• _Document excerpt_:
....

9.37am Picking a winner
The University of Copenhagen had a nice way of predicting the chemistry Nobel this year. The lecturers at the university used the prize to draw attention to the work of some of the frontrunners and raise awareness of the science.
9.29am More opinion
The American Chemical Society ran a webinar where various chemistry pundits put forward their prognostications on who might win. Our very own Philip Ball was representing Chemistry World and his pick was Mildred Dresselhaus at MIT and Sumio Iijima at the NEC Corporation ‘for pretty much launching the field of nanocarbon’. The general consensus of the debate though, was that John B Goodenough was the favourite for the invention of the lithium ion battery.
9.18am Gender gap closing?
Only four women have won the chemistry Nobel prize in its history. Tweet from @nicgaston suggests things aren’t getting better; they’re getting worse. Thigs are improving in the medicine prize though.
So what should it look like? Well, Medicine/Physiology looks *really* different: better than it’s ever been! pic.twitter.com/tCIFhhbhxL— Nicola Gaston (@nicgaston) October 7, 2015
9.10am Additional punditry
More predictions from our columnist Derek Lowe over at In the pipeline. He suggests it’s too early for CRISPR too, but has a whole host of other names that reads like a list of who’s anybody in chemistry: Whitesides, Langer, Gray, Schreiber, Schultz, Sharpless, Goodenough… He’s not putting his money down on any one pick.
8.58am Crystal ball gazing
As ever, the world and its dog have been making predictions of who’s likely to win. We’ve rounded up some of that punditry here. As they do every year, Thomson Reuters have been making their own predictions by doing a bit of number crunching and looking at citations using Web of Science. They claim to have correctly predicted 37 Nobel laureates, although I don’t think they’re claiming to have got the year right. You can check out their picks here. We think that one problem with their technique of using citations to try to pick a Nobel winner is that names get thrown up that are currently the hottest property in research. Consequently, the Reuters team has picked Emmanuelle Charpentier and Jennifer Doudna for the chemistry Nobel (among some other possibilities) for their controversial gene editing technique CRISPR. This seems a little early for us as the technique is just breaking through. The Nobel committee tend to be a bit more circumspect and wait a little longer to see how things pan out.

....

• _Record extracts_:

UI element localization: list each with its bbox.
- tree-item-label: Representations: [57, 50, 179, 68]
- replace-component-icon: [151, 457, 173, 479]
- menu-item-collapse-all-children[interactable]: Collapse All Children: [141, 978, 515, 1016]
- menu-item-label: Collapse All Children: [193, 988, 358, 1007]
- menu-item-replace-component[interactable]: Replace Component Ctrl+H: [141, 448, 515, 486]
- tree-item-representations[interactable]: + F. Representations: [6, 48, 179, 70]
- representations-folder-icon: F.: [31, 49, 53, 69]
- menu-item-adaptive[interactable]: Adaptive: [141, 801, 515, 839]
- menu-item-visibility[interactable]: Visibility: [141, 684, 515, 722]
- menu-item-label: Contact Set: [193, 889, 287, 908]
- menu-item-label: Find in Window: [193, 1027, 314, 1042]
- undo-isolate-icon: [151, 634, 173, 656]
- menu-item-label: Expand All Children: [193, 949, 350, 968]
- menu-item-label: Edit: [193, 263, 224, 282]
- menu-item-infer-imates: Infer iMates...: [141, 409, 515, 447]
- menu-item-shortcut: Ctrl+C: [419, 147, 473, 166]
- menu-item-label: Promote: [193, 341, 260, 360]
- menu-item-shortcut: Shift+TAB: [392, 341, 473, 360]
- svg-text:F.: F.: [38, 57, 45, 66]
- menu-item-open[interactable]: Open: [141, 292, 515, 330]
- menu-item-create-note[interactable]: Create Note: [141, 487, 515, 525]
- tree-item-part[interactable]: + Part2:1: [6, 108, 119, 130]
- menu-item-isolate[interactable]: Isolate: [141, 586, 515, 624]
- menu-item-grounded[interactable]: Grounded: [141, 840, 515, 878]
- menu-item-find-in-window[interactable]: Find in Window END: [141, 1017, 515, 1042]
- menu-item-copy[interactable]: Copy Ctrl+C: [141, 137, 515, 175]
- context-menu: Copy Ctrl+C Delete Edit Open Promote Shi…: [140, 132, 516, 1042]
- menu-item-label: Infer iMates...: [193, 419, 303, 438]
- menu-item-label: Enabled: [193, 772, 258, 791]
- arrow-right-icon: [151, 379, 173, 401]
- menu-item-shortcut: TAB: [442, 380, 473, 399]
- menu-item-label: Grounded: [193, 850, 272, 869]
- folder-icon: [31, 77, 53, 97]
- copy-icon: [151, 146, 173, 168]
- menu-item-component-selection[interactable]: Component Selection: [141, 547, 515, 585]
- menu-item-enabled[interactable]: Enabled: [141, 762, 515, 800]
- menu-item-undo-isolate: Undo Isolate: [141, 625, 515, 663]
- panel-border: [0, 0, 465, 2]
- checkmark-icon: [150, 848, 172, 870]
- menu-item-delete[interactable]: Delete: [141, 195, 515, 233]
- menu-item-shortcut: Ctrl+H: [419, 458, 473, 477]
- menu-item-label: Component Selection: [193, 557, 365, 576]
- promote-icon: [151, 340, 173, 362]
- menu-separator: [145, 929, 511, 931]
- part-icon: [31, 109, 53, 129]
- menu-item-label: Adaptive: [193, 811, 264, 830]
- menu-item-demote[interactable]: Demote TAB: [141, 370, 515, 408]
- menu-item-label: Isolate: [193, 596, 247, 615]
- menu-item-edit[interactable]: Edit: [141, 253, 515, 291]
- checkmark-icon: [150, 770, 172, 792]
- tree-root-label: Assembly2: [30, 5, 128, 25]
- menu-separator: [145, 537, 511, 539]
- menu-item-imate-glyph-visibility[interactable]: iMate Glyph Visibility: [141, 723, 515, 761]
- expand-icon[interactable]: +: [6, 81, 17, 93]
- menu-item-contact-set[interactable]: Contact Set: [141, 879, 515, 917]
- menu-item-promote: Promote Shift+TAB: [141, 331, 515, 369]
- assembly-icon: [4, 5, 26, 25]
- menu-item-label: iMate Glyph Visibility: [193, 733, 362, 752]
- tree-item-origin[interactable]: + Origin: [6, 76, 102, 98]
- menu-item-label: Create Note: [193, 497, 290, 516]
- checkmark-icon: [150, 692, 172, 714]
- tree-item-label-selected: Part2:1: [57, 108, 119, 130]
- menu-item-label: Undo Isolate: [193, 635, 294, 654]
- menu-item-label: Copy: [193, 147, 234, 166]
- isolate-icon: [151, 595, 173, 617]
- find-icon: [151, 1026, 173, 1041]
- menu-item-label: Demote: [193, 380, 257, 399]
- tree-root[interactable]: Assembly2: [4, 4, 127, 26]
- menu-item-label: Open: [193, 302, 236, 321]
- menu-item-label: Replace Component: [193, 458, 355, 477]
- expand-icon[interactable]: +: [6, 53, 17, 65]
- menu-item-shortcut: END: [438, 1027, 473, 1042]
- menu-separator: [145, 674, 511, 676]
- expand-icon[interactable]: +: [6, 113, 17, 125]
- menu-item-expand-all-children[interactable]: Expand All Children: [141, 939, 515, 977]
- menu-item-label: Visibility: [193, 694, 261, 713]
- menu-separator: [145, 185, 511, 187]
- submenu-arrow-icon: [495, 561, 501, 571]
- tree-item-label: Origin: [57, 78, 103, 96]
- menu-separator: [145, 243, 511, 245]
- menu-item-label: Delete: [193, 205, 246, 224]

....

• _Explore the material_:
A - Answer each question from the text on chemistry Nobel predictions:
(i) Who represented Chemistry World in the American Chemical Society webinar?
(ii) How many women have won the chemistry Nobel prize in its history?
(iii) Which database did Thomson Reuters use to look at citations?
B - Carry on the text about chemistry Nobel predictions from where it stops.
The entries aren't needed for the work here.

• _Set of answers_:
A -
(i) Philip Ball
(ii) Four
(iii) Web of Science

B -
8.49am The Nobel in numbers
To kick us off here’s the chemistry Nobel prize’s vital stats:
First awarded in 1901
106 prizes have been presented
169 Nobel laureates
Awarded to four women (Marie Curie 1911, Irène Joliot-Curie (Marie Curie’s daughter) 1935, Dorothy Crowfoot Hodgkin 1964 and Ada Yonath 2009)
8.36am Going live
Thanks for joining us for another year where we track what’s going on in the run up to the awarding of the chemistry Nobel prize for 2015. If you’re on Twitter you can always follow us @ChemistryWorld to keep up, and we’d recommend the #chemnobel hashtag to see what the chemistry twitterati have to say.
First things first, the Nobel prize ceremony is slated to start at 10.45am UK time. While you’re waiting for the announcement, and if you’ve ever wondered who decides who wins the prizes and how, you can listen to us talk to Bengt Norden, professor of chemistry at Chalmers University in Sweden. He knows more than most having served on the chemistry Nobel prize selection committee for 10 years.
You might also be interested in reading about the 2015 winners of the medicine or physiology Nobel prize– an award with a strong medicinal chemistry angle this year. The gong went to the developers of antiparasitic drugs that have saved the lives of hundreds of thousands of people around the world. And if you want to refresh your memory on last year’s winners, check out our story.